# Exercise description:
Pull out every line below that holds the word "натуральном".

[Provided data start]

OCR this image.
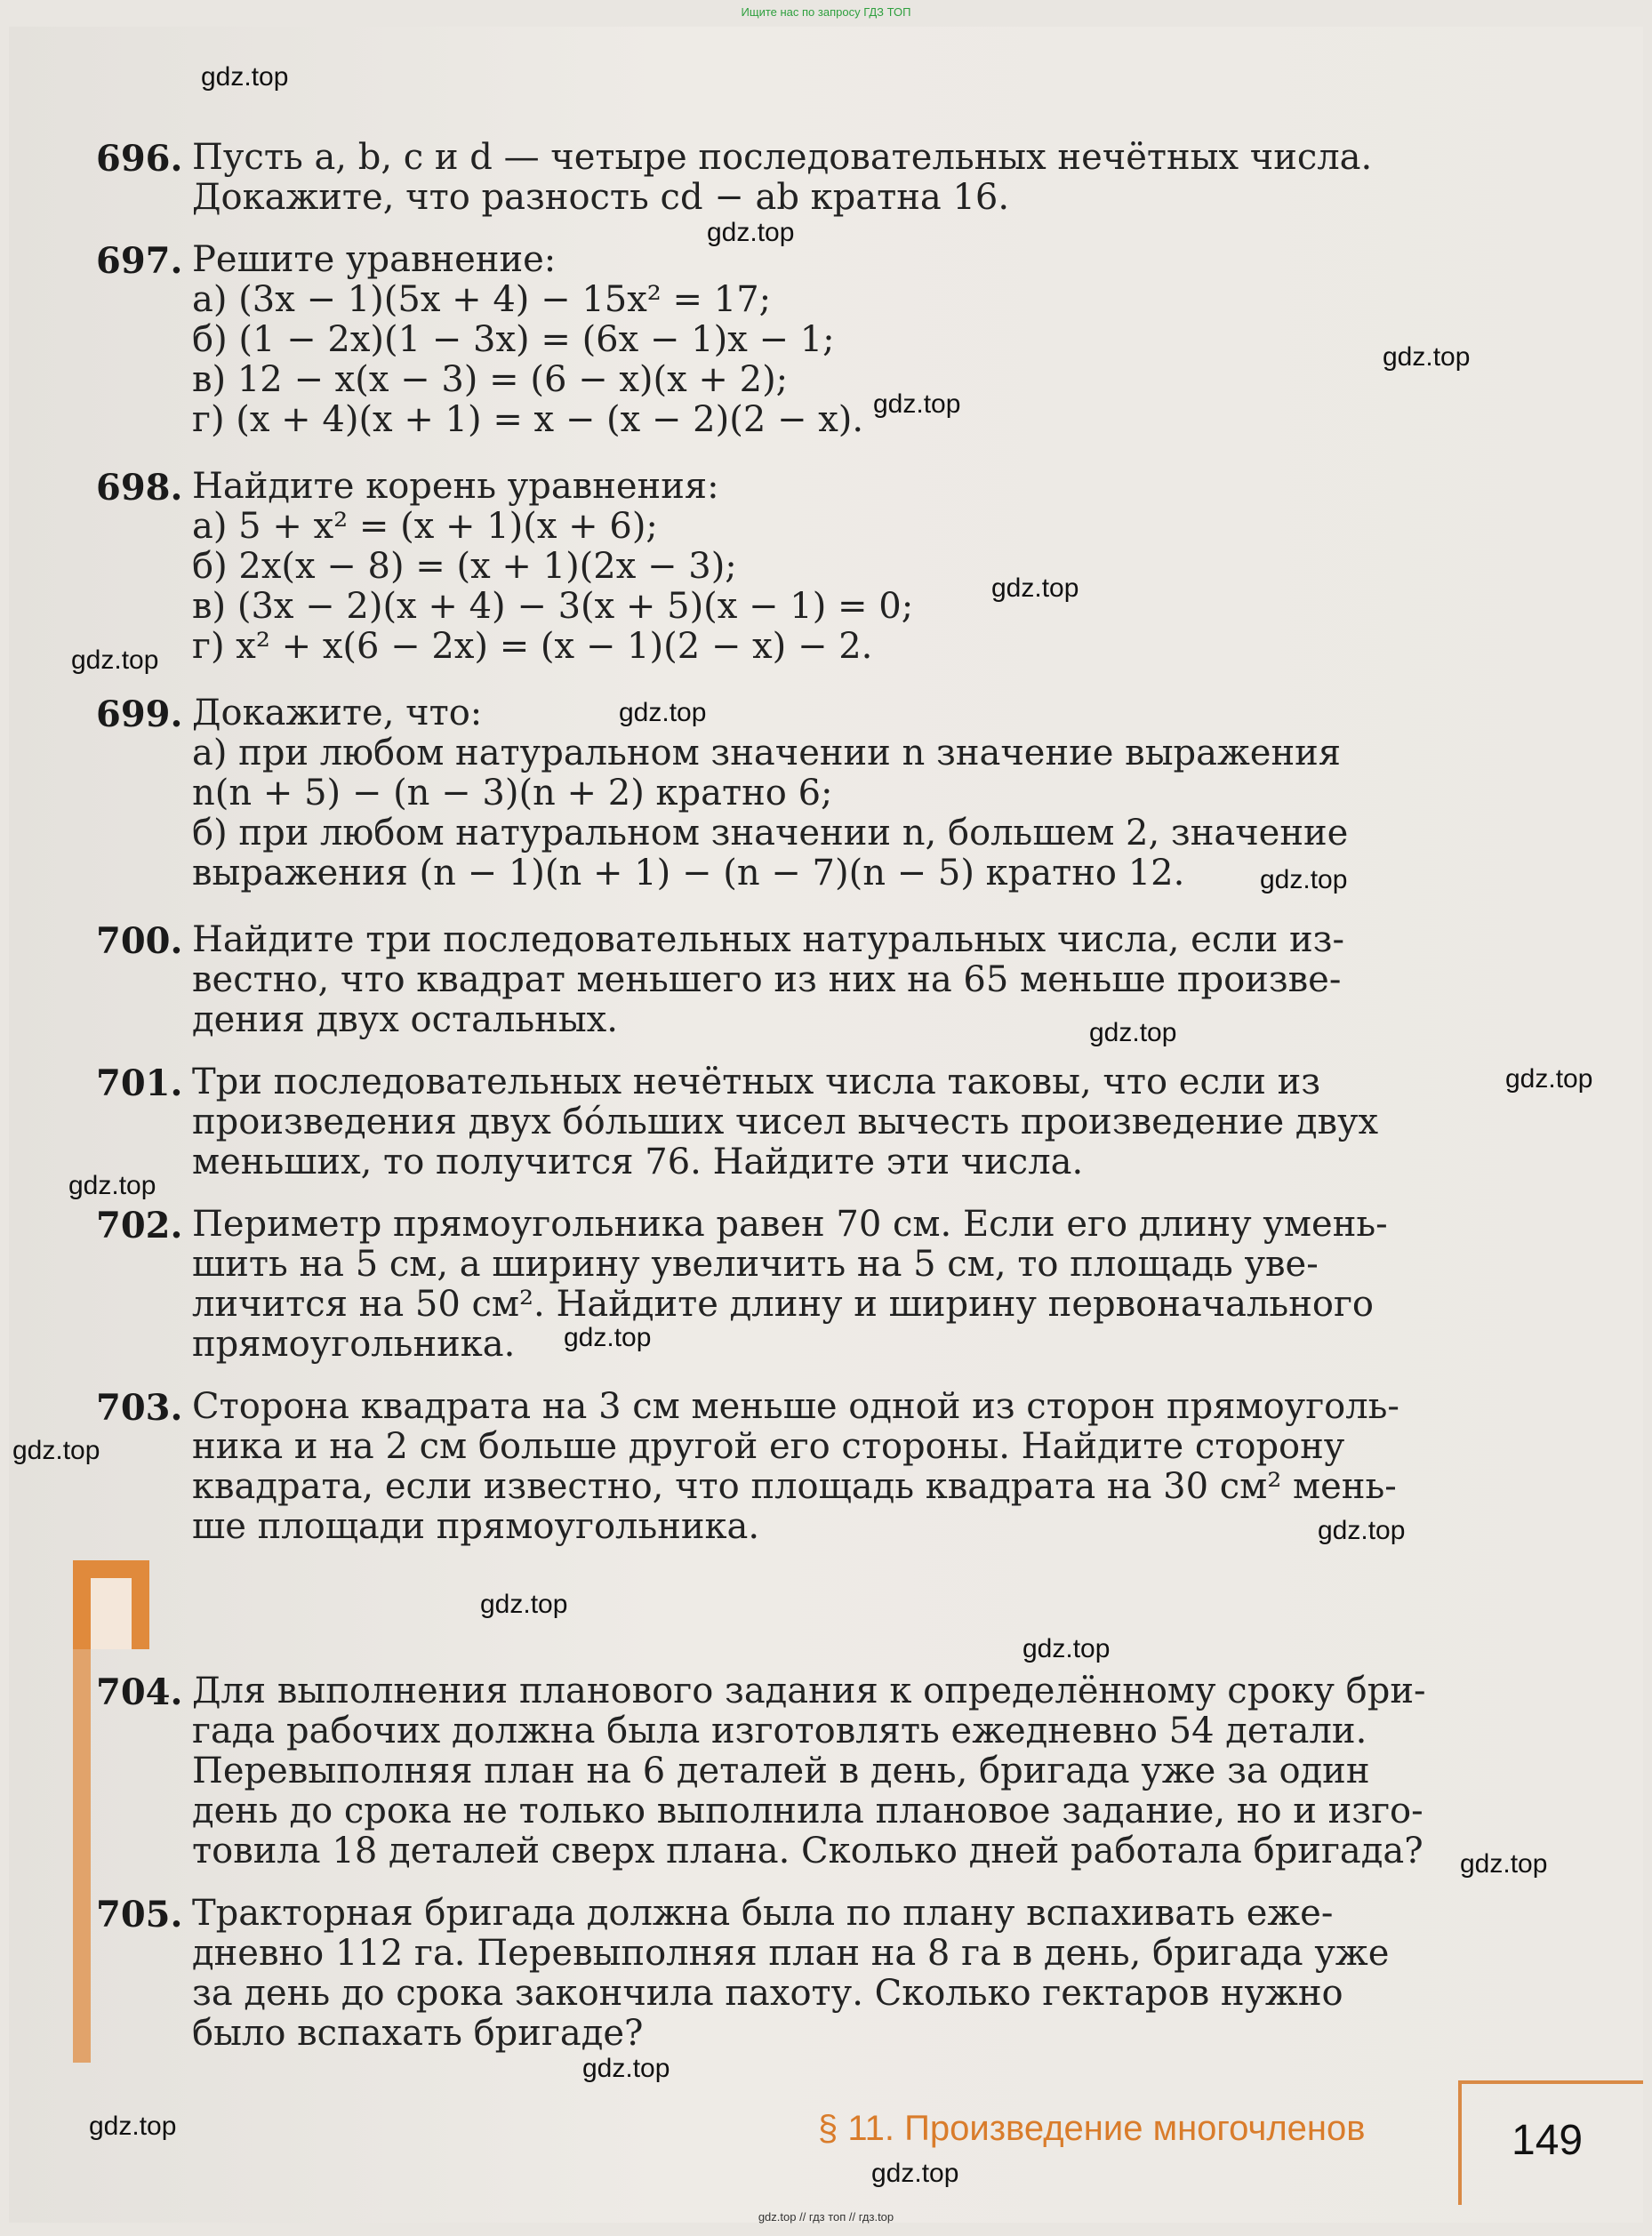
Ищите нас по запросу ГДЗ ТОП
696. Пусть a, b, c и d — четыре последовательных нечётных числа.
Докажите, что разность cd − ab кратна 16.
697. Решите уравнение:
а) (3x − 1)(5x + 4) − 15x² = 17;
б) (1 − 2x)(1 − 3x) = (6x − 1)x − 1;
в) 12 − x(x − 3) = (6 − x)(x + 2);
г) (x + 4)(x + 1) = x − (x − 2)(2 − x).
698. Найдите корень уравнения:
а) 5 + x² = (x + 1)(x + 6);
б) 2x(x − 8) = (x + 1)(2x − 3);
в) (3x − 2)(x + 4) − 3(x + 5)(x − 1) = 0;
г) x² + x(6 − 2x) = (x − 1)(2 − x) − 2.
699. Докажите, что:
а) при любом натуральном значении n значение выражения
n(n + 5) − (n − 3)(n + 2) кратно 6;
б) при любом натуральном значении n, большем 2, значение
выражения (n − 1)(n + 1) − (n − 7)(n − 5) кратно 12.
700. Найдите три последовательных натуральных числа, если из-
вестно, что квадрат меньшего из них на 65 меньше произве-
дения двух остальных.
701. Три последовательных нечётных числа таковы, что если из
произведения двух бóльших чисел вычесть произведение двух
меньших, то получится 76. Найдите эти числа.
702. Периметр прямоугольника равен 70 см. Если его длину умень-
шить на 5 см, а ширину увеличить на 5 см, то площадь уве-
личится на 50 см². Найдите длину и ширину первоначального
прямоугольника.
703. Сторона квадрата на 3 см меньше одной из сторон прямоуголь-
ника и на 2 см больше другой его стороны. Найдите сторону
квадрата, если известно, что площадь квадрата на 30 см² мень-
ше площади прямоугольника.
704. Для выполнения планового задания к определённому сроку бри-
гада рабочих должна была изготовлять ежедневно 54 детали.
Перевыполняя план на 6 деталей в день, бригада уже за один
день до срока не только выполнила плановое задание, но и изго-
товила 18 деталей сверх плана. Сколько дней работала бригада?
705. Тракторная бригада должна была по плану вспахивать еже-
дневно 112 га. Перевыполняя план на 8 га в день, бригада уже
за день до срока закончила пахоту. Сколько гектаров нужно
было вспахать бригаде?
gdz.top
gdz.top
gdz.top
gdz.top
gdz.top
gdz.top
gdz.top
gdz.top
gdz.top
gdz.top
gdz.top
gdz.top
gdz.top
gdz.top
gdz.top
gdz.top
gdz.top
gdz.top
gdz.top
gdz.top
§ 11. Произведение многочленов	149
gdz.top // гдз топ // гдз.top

[Provided data end]
[Provided data start]

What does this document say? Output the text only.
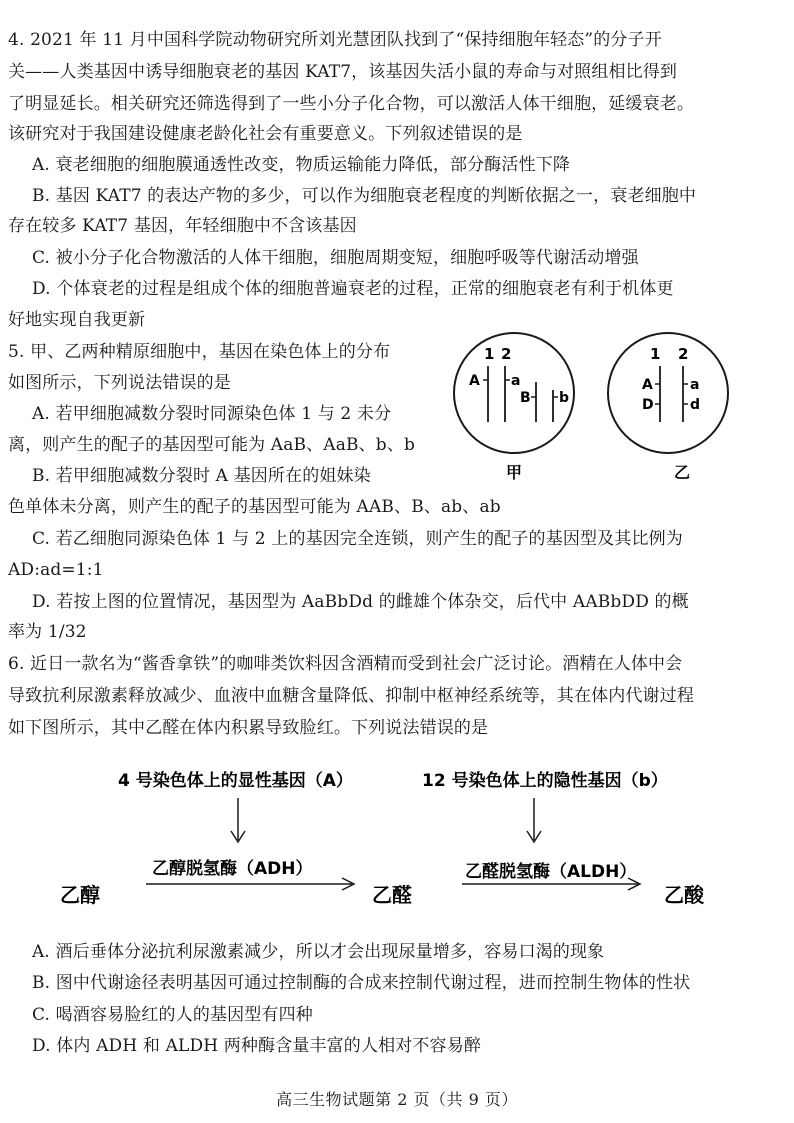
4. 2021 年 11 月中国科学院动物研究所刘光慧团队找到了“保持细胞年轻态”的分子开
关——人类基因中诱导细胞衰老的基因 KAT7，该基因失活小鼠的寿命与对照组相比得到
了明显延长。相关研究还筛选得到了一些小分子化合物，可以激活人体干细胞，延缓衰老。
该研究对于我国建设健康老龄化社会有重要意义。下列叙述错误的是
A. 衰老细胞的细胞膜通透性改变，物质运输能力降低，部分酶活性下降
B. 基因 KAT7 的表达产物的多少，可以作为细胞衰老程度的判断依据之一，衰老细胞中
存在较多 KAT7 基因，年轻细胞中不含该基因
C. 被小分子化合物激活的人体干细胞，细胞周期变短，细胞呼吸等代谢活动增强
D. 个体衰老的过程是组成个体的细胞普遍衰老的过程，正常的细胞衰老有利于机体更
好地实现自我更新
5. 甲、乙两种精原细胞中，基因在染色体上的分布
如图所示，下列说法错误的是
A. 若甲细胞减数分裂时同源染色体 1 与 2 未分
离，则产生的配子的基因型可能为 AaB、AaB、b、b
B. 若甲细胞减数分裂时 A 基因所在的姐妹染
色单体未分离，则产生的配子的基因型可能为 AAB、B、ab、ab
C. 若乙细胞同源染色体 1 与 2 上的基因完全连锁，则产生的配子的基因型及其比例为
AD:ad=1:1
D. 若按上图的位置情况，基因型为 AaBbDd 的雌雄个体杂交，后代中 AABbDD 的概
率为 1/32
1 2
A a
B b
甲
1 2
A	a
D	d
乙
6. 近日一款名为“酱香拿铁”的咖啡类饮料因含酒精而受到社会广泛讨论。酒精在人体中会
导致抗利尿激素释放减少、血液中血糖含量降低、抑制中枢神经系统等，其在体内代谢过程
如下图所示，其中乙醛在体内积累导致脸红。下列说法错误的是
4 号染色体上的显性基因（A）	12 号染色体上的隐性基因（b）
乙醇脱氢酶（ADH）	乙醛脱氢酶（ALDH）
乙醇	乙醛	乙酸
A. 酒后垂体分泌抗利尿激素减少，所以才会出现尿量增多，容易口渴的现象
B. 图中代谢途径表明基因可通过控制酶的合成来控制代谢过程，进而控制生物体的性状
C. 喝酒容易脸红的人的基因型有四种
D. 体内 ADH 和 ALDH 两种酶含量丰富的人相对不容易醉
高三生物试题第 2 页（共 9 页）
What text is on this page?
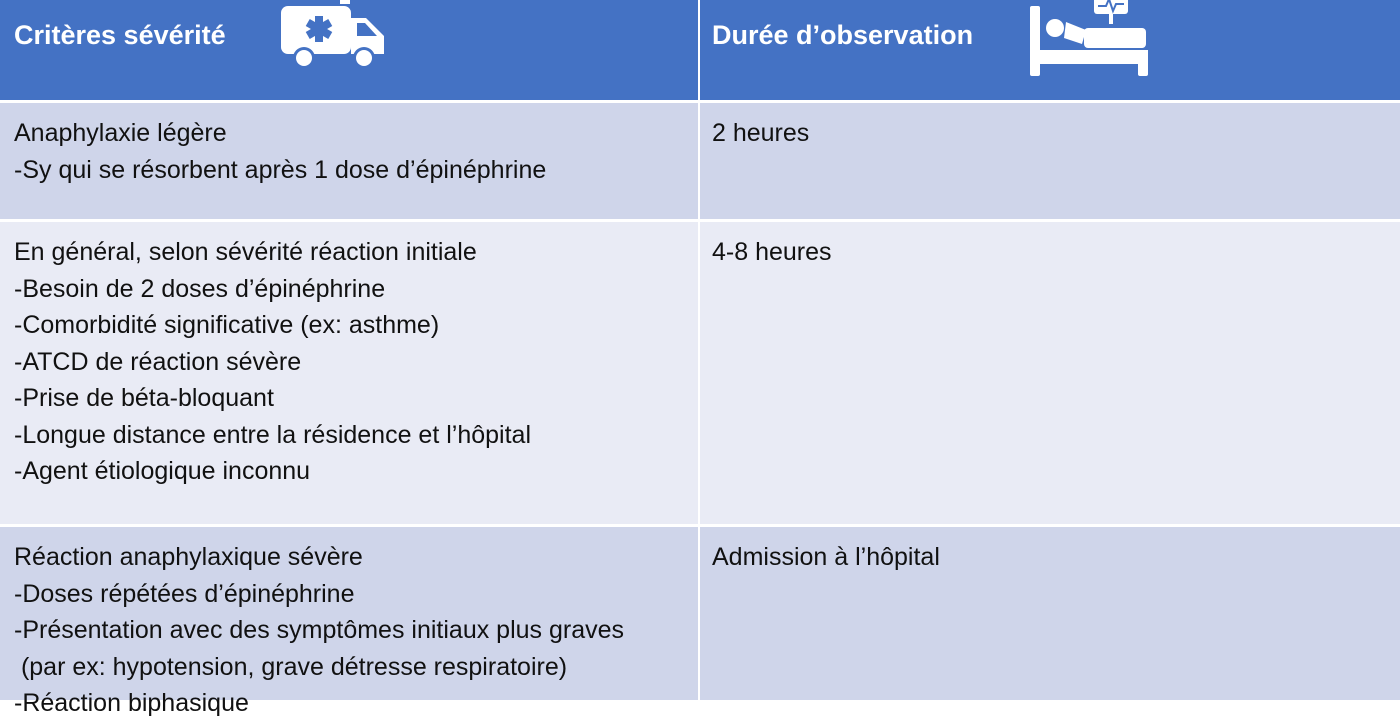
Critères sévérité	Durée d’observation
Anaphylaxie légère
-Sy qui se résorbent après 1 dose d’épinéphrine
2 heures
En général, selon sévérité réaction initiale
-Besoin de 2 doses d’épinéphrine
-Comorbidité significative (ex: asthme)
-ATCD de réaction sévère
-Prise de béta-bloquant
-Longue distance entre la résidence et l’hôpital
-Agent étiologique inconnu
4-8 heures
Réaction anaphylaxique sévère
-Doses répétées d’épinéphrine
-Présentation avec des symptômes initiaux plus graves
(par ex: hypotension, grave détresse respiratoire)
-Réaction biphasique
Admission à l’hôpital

[Provided data end]

# Reply:
а) при любом натуральном значении n значение выражения
б) при любом натуральном значении n, большем 2, значение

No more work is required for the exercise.